* EXERCISE OBJECTIVE
Set down each line of the material that follows, exactly, with no pictures.

───── THE RECORDS ─────

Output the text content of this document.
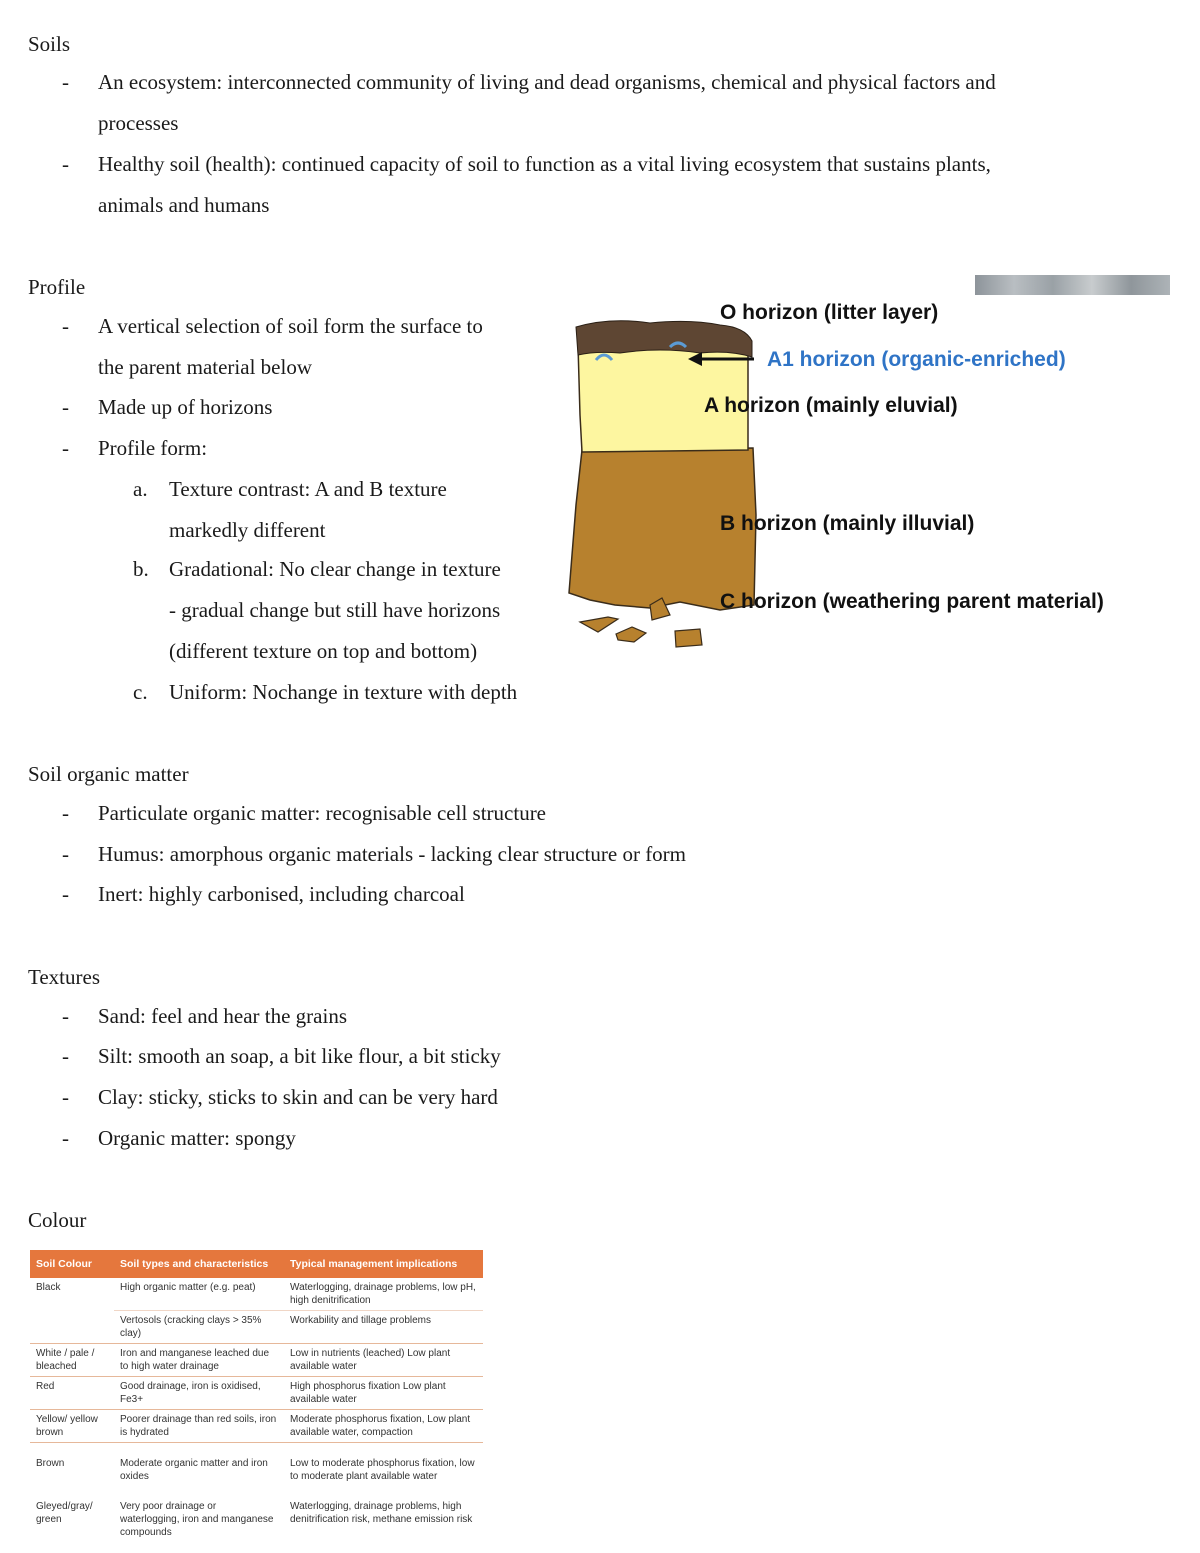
Soils
- An ecosystem: interconnected community of living and dead organisms, chemical and physical factors and
processes
- Healthy soil (health): continued capacity of soil to function as a vital living ecosystem that sustains plants,
animals and humans
Profile
- A vertical selection of soil form the surface to
the parent material below
- Made up of horizons
- Profile form:
a. Texture contrast: A and B texture
markedly different
b. Gradational: No clear change in texture
- gradual change but still have horizons
(different texture on top and bottom)
c. Uniform: Nochange in texture with depth
O horizon (litter layer)
A1 horizon (organic-enriched)
A horizon (mainly eluvial)
B horizon (mainly illuvial)
C horizon (weathering parent material)
Soil organic matter
- Particulate organic matter: recognisable cell structure
- Humus: amorphous organic materials - lacking clear structure or form
- Inert: highly carbonised, including charcoal
Textures
- Sand: feel and hear the grains
- Silt: smooth an soap, a bit like flour, a bit sticky
- Clay: sticky, sticks to skin and can be very hard
- Organic matter: spongy
Colour
Soil Colour	Soil types and characteristics	Typical management implications
Black	High organic matter (e.g. peat)	Waterlogging, drainage problems, low pH, high denitrification
	Vertosols (cracking clays > 35% clay)	Workability and tillage problems
White / pale / bleached	Iron and manganese leached due to high water drainage	Low in nutrients (leached) Low plant available water
Red	Good drainage, iron is oxidised, Fe3+	High phosphorus fixation Low plant available water
Yellow/ yellow brown	Poorer drainage than red soils, iron is hydrated	Moderate phosphorus fixation, Low plant available water, compaction
Brown	Moderate organic matter and iron oxides	Low to moderate phosphorus fixation, low to moderate plant available water
Gleyed/gray/ green	Very poor drainage or waterlogging, iron and manganese compounds	Waterlogging, drainage problems, high denitrification risk, methane emission risk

─────

* TASK RESPONSE
Output the text content of this document.
Soils
- An ecosystem: interconnected community of living and dead organisms, chemical and physical factors and
processes
- Healthy soil (health): continued capacity of soil to function as a vital living ecosystem that sustains plants,
animals and humans
Profile
- A vertical selection of soil form the surface to
the parent material below
- Made up of horizons
- Profile form:
a. Texture contrast: A and B texture
markedly different
b. Gradational: No clear change in texture
- gradual change but still have horizons
(different texture on top and bottom)
c. Uniform: Nochange in texture with depth
O horizon (litter layer)
A1 horizon (organic-enriched)
A horizon (mainly eluvial)
B horizon (mainly illuvial)
C horizon (weathering parent material)
Soil organic matter
- Particulate organic matter: recognisable cell structure
- Humus: amorphous organic materials - lacking clear structure or form
- Inert: highly carbonised, including charcoal
Textures
- Sand: feel and hear the grains
- Silt: smooth an soap, a bit like flour, a bit sticky
- Clay: sticky, sticks to skin and can be very hard
- Organic matter: spongy
Colour
Soil Colour	Soil types and characteristics	Typical management implications
Black	High organic matter (e.g. peat)	Waterlogging, drainage problems, low pH, high denitrification
	Vertosols (cracking clays > 35% clay)	Workability and tillage problems
White / pale / bleached	Iron and manganese leached due to high water drainage	Low in nutrients (leached) Low plant available water
Red	Good drainage, iron is oxidised, Fe3+	High phosphorus fixation Low plant available water
Yellow/ yellow brown	Poorer drainage than red soils, iron is hydrated	Moderate phosphorus fixation, Low plant available water, compaction
Brown	Moderate organic matter and iron oxides	Low to moderate phosphorus fixation, low to moderate plant available water
Gleyed/gray/ green	Very poor drainage or waterlogging, iron and manganese compounds	Waterlogging, drainage problems, high denitrification risk, methane emission risk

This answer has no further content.